___ Text section
Succession as defined under Art. 774 of the New Civil Code is a mode of acquisition by virtue of which the property, rights and obligations to the extent of the value of the inheritance, of a person are transmitted through his death to another or others either by his will or by operation of law

There are two kinds of successors:

Compulsory heirs refer to the legitime reserved by law, and who succeed whether the testator likes it or not. 

Voluntary heirs refer to the person other than the compulsory heirs. 

Art. 775. In this Title, "decedent" is the general term applied to the person whose property is transmitted through succession, whether or not he left a will. If he left a will, he is also called the testator. (n)

Art. 776. The inheritance includes all the property, rights and obligations of a person which are not extinguished by his death. (659)

Art. 777. The rights to the succession are transmitted from the moment of the death of the decedent. (657a)

Art. 778. Succession may be:

(1) Testamentary;

(2) Legal or intestate; or

(3) Mixed. (n)

Art. 779. Testamentary succession is that which results from the designation of an heir, made in a will executed in the form prescribed by law. (n)

Art. 780. Mixed succession is that effected partly by will and partly by operation of law. (n)

Art. 781. The inheritance of a person includes not only the property and the transmissible rights and obligations existing at the time of his death, but also those which have accrued thereto since the opening of the succession. (n)

Art. 782. An heir is a person called to the succession either by the provision of a will or by operation of law.

Devisees and legatees are persons to whom gifts of real and personal property are respectively given by virtue of a will. (n) 


Art. 783. A will is an act whereby a person is permitted, with the formalities prescribed by law, to control to a certain degree the disposition of this estate, to take effect after his death. (667a)

Art. 784. The making of a will is a strictly personal act; it cannot be left in whole or in part of the discretion of a third person, or accomplished through the instrumentality of an agent or attorney. (670a)

Art. 785. The duration or efficacy of the designation of heirs, devisees or legatees, or the determination of the portions which they are to take, when referred to by name, cannot be left to the discretion of a third person. (670a)

Art. 786. The testator may entrust to a third person the distribution of specific property or sums of money that he may leave in general to specified classes or causes, and also the designation of the persons, institutions or establishments to which such property or sums are to be given or applied. (671a)
______
___ Material provided
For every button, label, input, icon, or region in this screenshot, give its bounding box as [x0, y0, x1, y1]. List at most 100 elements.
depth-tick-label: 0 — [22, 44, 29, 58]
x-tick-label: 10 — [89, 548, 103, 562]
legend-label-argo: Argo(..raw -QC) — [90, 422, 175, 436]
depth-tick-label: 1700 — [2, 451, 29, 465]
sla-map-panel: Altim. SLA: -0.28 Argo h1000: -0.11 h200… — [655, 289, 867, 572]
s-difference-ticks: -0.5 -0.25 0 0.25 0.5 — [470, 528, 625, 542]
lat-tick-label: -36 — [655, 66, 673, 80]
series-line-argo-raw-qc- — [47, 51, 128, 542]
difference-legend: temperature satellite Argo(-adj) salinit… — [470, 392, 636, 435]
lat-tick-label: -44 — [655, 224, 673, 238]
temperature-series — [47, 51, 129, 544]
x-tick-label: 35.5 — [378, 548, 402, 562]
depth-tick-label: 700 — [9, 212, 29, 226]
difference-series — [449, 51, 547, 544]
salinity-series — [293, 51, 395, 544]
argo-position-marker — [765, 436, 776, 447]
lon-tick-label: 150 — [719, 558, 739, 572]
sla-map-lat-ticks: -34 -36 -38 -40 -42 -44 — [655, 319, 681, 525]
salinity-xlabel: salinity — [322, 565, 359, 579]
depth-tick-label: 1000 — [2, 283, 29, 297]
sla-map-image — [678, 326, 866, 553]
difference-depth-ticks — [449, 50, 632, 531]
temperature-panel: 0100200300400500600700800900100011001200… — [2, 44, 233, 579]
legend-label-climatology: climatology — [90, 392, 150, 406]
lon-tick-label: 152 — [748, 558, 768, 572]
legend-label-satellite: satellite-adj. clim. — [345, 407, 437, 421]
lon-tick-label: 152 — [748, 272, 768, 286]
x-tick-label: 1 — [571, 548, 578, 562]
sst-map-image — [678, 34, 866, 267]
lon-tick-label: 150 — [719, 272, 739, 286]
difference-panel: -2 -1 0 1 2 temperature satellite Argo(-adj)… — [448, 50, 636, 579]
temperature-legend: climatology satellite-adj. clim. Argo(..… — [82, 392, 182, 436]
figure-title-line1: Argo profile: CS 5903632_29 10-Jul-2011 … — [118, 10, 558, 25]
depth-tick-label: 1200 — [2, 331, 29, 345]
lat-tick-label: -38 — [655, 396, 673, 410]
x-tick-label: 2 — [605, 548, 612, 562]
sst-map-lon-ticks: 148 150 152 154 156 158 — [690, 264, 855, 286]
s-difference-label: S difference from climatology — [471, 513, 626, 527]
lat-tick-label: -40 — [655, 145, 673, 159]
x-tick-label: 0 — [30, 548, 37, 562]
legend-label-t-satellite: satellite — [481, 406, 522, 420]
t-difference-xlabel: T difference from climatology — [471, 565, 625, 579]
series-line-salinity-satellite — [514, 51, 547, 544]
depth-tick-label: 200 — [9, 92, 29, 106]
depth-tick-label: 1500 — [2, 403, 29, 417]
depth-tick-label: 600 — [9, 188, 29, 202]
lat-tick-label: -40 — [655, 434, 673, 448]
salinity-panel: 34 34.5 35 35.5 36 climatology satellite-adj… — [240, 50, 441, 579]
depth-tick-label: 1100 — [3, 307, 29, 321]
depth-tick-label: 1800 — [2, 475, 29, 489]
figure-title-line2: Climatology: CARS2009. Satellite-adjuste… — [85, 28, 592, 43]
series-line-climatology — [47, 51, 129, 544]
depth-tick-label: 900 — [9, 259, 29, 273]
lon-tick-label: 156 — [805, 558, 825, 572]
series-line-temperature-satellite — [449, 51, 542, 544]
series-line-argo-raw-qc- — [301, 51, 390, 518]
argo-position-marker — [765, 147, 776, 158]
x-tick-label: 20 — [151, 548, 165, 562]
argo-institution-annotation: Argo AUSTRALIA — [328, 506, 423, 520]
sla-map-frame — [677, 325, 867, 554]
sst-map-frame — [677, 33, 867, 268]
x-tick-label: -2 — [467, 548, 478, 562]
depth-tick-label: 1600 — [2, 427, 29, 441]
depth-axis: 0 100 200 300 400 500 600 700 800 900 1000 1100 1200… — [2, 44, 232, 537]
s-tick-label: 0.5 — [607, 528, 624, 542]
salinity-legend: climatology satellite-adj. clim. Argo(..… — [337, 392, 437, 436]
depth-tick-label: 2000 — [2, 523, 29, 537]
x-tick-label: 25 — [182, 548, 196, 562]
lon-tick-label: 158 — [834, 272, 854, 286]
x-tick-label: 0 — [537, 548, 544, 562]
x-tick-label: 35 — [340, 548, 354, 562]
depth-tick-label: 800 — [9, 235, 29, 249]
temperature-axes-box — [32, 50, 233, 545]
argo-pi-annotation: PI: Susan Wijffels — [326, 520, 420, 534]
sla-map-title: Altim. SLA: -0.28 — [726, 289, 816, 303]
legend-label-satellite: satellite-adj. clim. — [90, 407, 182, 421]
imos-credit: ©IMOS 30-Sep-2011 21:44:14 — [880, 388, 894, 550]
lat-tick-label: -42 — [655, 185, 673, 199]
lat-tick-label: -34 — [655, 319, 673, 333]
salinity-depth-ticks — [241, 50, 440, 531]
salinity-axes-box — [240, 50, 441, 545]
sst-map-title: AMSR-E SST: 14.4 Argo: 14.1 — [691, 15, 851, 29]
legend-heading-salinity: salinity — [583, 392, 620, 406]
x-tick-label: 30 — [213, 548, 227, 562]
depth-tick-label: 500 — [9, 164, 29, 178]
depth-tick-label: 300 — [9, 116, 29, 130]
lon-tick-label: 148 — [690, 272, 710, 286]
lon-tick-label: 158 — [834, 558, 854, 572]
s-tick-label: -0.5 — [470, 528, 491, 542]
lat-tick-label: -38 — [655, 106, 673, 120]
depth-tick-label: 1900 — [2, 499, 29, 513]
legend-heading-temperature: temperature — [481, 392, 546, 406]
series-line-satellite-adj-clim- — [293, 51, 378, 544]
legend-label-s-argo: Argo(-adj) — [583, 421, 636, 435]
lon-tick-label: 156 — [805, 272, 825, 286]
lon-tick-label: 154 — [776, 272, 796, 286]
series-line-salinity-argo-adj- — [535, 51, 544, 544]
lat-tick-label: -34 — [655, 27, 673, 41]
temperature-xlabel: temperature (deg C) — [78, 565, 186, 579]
______
## Goals
1. Reproduce the part of the succession text starting at "(2) Legal or" and ending at "by law. (n)".
2. Answer these questions from the text on succession:
(a) From what moment are the rights to the succession transmitted?
(b) What else is the decedent called if he left a will?
(c) What are devisees and legatees?
3. Extend the succession law text past its last article.

## Per-task answers
1.
(2) Legal or intestate; or

(3) Mixed. (n)

Art. 779. Testamentary succession is that which results from the designation of an heir, made in a will executed in the form prescribed by law. (n)

2.
(a) From the moment of the death of the decedent.
(b) The testator.
(c) Persons to whom gifts of real and personal property are respectively given by virtue of a will.

3.
Art. 787. The testator may not make a testamentary disposition in such manner that another person has to determine whether or not it is to be operative. (n)

Art. 788. If a testamentary disposition admits of different interpretations, in case of doubt, that interpretation by which the disposition is to be operative shall be preferred. (n)

Art. 789. When there is an imperfect description, or when no person or property exactly answers the description, mistakes and omissions must be corrected, if the error appears from the context of the will or from extrinsic evidence, excluding the oral declarations of the testator as to his intention; and when an uncertainty arises upon the face of the will, as to the application of any of its provisions, the testator's intention is to be ascertained from the words of the will, taking into consideration the circumstances under which it was made, excluding such oral declarations. (n)

Art. 790. The words of a will are to be taken in their ordinary and grammatical sense, unless a clear intention to use them in another sense can be gathered, and that other can be ascertained.

Technical words in a will are to be taken in their technical sense, unless the context clearly indicates a contrary intention, or unless it satisfactorily appears that he was unacquainted with such technical sense. (675a)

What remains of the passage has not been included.